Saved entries
◇ ◇ ◇

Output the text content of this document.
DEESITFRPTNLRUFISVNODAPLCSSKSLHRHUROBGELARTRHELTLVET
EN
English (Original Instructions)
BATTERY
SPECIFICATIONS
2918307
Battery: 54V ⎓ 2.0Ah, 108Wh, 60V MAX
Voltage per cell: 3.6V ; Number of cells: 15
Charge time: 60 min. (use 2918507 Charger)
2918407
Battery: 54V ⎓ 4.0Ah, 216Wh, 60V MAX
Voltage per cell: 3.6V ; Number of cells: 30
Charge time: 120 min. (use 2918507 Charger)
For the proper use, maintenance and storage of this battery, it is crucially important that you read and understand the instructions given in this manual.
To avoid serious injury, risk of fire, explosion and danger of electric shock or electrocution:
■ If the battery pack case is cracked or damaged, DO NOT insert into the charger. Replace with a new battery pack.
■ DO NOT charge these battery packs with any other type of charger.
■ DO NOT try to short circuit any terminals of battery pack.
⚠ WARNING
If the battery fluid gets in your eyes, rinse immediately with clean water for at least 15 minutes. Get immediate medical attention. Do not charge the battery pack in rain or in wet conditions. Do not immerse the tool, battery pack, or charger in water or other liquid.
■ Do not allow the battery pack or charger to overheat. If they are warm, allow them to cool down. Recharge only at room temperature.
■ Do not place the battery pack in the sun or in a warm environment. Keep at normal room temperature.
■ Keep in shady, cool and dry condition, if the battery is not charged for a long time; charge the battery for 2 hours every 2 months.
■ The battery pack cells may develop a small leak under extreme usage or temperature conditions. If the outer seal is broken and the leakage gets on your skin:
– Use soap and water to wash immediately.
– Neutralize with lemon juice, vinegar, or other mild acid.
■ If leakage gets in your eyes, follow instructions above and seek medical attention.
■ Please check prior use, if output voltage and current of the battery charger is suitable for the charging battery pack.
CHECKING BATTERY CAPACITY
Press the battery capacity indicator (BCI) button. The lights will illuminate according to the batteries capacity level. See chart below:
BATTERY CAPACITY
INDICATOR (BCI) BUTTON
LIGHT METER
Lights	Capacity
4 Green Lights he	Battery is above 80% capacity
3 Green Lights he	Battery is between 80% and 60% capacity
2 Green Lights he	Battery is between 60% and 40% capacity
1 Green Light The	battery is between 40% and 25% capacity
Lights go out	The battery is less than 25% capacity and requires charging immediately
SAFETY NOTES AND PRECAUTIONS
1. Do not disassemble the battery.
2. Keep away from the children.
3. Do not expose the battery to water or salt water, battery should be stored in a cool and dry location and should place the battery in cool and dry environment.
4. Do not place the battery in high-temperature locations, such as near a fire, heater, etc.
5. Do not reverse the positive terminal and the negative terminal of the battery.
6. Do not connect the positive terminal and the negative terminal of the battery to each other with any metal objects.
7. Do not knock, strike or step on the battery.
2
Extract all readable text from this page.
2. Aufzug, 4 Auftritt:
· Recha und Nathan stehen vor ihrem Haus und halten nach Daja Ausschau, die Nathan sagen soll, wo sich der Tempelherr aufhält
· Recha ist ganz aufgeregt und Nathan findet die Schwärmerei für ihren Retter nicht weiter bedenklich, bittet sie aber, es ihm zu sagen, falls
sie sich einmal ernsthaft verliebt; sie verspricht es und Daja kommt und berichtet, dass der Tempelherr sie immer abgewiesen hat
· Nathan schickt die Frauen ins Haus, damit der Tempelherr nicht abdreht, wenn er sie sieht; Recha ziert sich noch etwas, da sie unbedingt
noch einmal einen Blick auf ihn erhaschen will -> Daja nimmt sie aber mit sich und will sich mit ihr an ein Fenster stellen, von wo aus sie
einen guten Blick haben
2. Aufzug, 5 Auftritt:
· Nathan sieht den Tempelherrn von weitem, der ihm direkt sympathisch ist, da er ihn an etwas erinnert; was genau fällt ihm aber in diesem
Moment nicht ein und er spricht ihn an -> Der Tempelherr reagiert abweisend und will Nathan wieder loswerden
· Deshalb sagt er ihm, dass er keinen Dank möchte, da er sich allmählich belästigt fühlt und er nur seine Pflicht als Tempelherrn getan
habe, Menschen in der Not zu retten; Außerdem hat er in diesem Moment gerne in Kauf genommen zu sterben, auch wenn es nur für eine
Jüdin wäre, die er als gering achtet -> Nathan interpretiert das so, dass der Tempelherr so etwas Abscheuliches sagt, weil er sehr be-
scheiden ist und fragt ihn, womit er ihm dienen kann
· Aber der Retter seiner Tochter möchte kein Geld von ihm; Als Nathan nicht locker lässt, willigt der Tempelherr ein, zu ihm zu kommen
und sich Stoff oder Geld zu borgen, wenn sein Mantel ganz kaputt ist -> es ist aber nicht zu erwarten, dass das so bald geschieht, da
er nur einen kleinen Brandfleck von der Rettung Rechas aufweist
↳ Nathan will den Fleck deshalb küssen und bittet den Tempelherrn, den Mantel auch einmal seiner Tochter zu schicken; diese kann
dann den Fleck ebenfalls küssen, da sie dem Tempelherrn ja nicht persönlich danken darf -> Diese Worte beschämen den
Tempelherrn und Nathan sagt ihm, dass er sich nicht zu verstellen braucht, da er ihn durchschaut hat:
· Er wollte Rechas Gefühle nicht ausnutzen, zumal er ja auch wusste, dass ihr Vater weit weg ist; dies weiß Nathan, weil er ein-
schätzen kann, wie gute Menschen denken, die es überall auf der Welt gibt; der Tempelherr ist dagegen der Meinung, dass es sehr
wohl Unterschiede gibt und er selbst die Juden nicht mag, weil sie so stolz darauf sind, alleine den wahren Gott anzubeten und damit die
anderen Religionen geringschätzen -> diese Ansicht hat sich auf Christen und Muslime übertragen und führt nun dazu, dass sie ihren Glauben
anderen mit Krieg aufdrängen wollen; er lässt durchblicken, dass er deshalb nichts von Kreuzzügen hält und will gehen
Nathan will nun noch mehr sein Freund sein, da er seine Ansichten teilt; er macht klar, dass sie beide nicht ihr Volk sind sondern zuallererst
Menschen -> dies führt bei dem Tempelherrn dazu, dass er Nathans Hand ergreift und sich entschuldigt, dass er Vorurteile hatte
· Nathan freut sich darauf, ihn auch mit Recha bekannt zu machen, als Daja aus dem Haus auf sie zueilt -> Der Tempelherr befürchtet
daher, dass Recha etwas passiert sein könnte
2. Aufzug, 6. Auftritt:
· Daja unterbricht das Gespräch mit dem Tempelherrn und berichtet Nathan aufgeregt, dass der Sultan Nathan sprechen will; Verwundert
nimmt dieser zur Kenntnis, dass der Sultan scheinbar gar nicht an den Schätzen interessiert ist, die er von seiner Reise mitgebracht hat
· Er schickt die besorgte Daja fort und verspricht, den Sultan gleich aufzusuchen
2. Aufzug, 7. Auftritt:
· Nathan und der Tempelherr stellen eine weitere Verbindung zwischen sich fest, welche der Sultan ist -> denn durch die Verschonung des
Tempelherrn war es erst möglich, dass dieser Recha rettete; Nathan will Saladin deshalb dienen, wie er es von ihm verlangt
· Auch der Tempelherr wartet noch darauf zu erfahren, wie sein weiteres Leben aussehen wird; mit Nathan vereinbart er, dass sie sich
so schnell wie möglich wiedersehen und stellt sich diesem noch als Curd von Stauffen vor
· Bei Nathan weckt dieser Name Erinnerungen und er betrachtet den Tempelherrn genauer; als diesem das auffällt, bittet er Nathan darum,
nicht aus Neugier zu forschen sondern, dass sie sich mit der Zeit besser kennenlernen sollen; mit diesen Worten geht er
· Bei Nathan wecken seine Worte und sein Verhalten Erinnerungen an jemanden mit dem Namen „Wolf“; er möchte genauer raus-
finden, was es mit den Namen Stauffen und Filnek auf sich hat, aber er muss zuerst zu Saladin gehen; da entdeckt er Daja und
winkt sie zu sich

◇ ◇ ◇

* Work required
Every entry, from the first line to the last, should be retyped exactly.

* Exercise response
Output the text content of this document.
DEESITFRPTNLRUFISVNODAPLCSSKSLHRHUROBGELARTRHELTLVET
EN
English (Original Instructions)
BATTERY
SPECIFICATIONS
2918307
Battery: 54V ⎓ 2.0Ah, 108Wh, 60V MAX
Voltage per cell: 3.6V ; Number of cells: 15
Charge time: 60 min. (use 2918507 Charger)
2918407
Battery: 54V ⎓ 4.0Ah, 216Wh, 60V MAX
Voltage per cell: 3.6V ; Number of cells: 30
Charge time: 120 min. (use 2918507 Charger)
For the proper use, maintenance and storage of this battery, it is crucially important that you read and understand the instructions given in this manual.
To avoid serious injury, risk of fire, explosion and danger of electric shock or electrocution:
■ If the battery pack case is cracked or damaged, DO NOT insert into the charger. Replace with a new battery pack.
■ DO NOT charge these battery packs with any other type of charger.
■ DO NOT try to short circuit any terminals of battery pack.
⚠ WARNING
If the battery fluid gets in your eyes, rinse immediately with clean water for at least 15 minutes. Get immediate medical attention. Do not charge the battery pack in rain or in wet conditions. Do not immerse the tool, battery pack, or charger in water or other liquid.
■ Do not allow the battery pack or charger to overheat. If they are warm, allow them to cool down. Recharge only at room temperature.
■ Do not place the battery pack in the sun or in a warm environment. Keep at normal room temperature.
■ Keep in shady, cool and dry condition, if the battery is not charged for a long time; charge the battery for 2 hours every 2 months.
■ The battery pack cells may develop a small leak under extreme usage or temperature conditions. If the outer seal is broken and the leakage gets on your skin:
– Use soap and water to wash immediately.
– Neutralize with lemon juice, vinegar, or other mild acid.
■ If leakage gets in your eyes, follow instructions above and seek medical attention.
■ Please check prior use, if output voltage and current of the battery charger is suitable for the charging battery pack.
CHECKING BATTERY CAPACITY
Press the battery capacity indicator (BCI) button. The lights will illuminate according to the batteries capacity level. See chart below:
BATTERY CAPACITY
INDICATOR (BCI) BUTTON
LIGHT METER
Lights	Capacity
4 Green Lights he	Battery is above 80% capacity
3 Green Lights he	Battery is between 80% and 60% capacity
2 Green Lights he	Battery is between 60% and 40% capacity
1 Green Light The	battery is between 40% and 25% capacity
Lights go out	The battery is less than 25% capacity and requires charging immediately
SAFETY NOTES AND PRECAUTIONS
1. Do not disassemble the battery.
2. Keep away from the children.
3. Do not expose the battery to water or salt water, battery should be stored in a cool and dry location and should place the battery in cool and dry environment.
4. Do not place the battery in high-temperature locations, such as near a fire, heater, etc.
5. Do not reverse the positive terminal and the negative terminal of the battery.
6. Do not connect the positive terminal and the negative terminal of the battery to each other with any metal objects.
7. Do not knock, strike or step on the battery.
2
Extract all readable text from this page.
2. Aufzug, 4 Auftritt:
· Recha und Nathan stehen vor ihrem Haus und halten nach Daja Ausschau, die Nathan sagen soll, wo sich der Tempelherr aufhält
· Recha ist ganz aufgeregt und Nathan findet die Schwärmerei für ihren Retter nicht weiter bedenklich, bittet sie aber, es ihm zu sagen, falls
sie sich einmal ernsthaft verliebt; sie verspricht es und Daja kommt und berichtet, dass der Tempelherr sie immer abgewiesen hat
· Nathan schickt die Frauen ins Haus, damit der Tempelherr nicht abdreht, wenn er sie sieht; Recha ziert sich noch etwas, da sie unbedingt
noch einmal einen Blick auf ihn erhaschen will -> Daja nimmt sie aber mit sich und will sich mit ihr an ein Fenster stellen, von wo aus sie
einen guten Blick haben
2. Aufzug, 5 Auftritt:
· Nathan sieht den Tempelherrn von weitem, der ihm direkt sympathisch ist, da er ihn an etwas erinnert; was genau fällt ihm aber in diesem
Moment nicht ein und er spricht ihn an -> Der Tempelherr reagiert abweisend und will Nathan wieder loswerden
· Deshalb sagt er ihm, dass er keinen Dank möchte, da er sich allmählich belästigt fühlt und er nur seine Pflicht als Tempelherrn getan
habe, Menschen in der Not zu retten; Außerdem hat er in diesem Moment gerne in Kauf genommen zu sterben, auch wenn es nur für eine
Jüdin wäre, die er als gering achtet -> Nathan interpretiert das so, dass der Tempelherr so etwas Abscheuliches sagt, weil er sehr be-
scheiden ist und fragt ihn, womit er ihm dienen kann
· Aber der Retter seiner Tochter möchte kein Geld von ihm; Als Nathan nicht locker lässt, willigt der Tempelherr ein, zu ihm zu kommen
und sich Stoff oder Geld zu borgen, wenn sein Mantel ganz kaputt ist -> es ist aber nicht zu erwarten, dass das so bald geschieht, da
er nur einen kleinen Brandfleck von der Rettung Rechas aufweist
↳ Nathan will den Fleck deshalb küssen und bittet den Tempelherrn, den Mantel auch einmal seiner Tochter zu schicken; diese kann
dann den Fleck ebenfalls küssen, da sie dem Tempelherrn ja nicht persönlich danken darf -> Diese Worte beschämen den
Tempelherrn und Nathan sagt ihm, dass er sich nicht zu verstellen braucht, da er ihn durchschaut hat:
· Er wollte Rechas Gefühle nicht ausnutzen, zumal er ja auch wusste, dass ihr Vater weit weg ist; dies weiß Nathan, weil er ein-
schätzen kann, wie gute Menschen denken, die es überall auf der Welt gibt; der Tempelherr ist dagegen der Meinung, dass es sehr
wohl Unterschiede gibt und er selbst die Juden nicht mag, weil sie so stolz darauf sind, alleine den wahren Gott anzubeten und damit die
anderen Religionen geringschätzen -> diese Ansicht hat sich auf Christen und Muslime übertragen und führt nun dazu, dass sie ihren Glauben
anderen mit Krieg aufdrängen wollen; er lässt durchblicken, dass er deshalb nichts von Kreuzzügen hält und will gehen
Nathan will nun noch mehr sein Freund sein, da er seine Ansichten teilt; er macht klar, dass sie beide nicht ihr Volk sind sondern zuallererst
Menschen -> dies führt bei dem Tempelherrn dazu, dass er Nathans Hand ergreift und sich entschuldigt, dass er Vorurteile hatte
· Nathan freut sich darauf, ihn auch mit Recha bekannt zu machen, als Daja aus dem Haus auf sie zueilt -> Der Tempelherr befürchtet
daher, dass Recha etwas passiert sein könnte
2. Aufzug, 6. Auftritt:
· Daja unterbricht das Gespräch mit dem Tempelherrn und berichtet Nathan aufgeregt, dass der Sultan Nathan sprechen will; Verwundert
nimmt dieser zur Kenntnis, dass der Sultan scheinbar gar nicht an den Schätzen interessiert ist, die er von seiner Reise mitgebracht hat
· Er schickt die besorgte Daja fort und verspricht, den Sultan gleich aufzusuchen
2. Aufzug, 7. Auftritt:
· Nathan und der Tempelherr stellen eine weitere Verbindung zwischen sich fest, welche der Sultan ist -> denn durch die Verschonung des
Tempelherrn war es erst möglich, dass dieser Recha rettete; Nathan will Saladin deshalb dienen, wie er es von ihm verlangt
· Auch der Tempelherr wartet noch darauf zu erfahren, wie sein weiteres Leben aussehen wird; mit Nathan vereinbart er, dass sie sich
so schnell wie möglich wiedersehen und stellt sich diesem noch als Curd von Stauffen vor
· Bei Nathan weckt dieser Name Erinnerungen und er betrachtet den Tempelherrn genauer; als diesem das auffällt, bittet er Nathan darum,
nicht aus Neugier zu forschen sondern, dass sie sich mit der Zeit besser kennenlernen sollen; mit diesen Worten geht er
· Bei Nathan wecken seine Worte und sein Verhalten Erinnerungen an jemanden mit dem Namen „Wolf“; er möchte genauer raus-
finden, was es mit den Namen Stauffen und Filnek auf sich hat, aber er muss zuerst zu Saladin gehen; da entdeckt er Daja und
winkt sie zu sich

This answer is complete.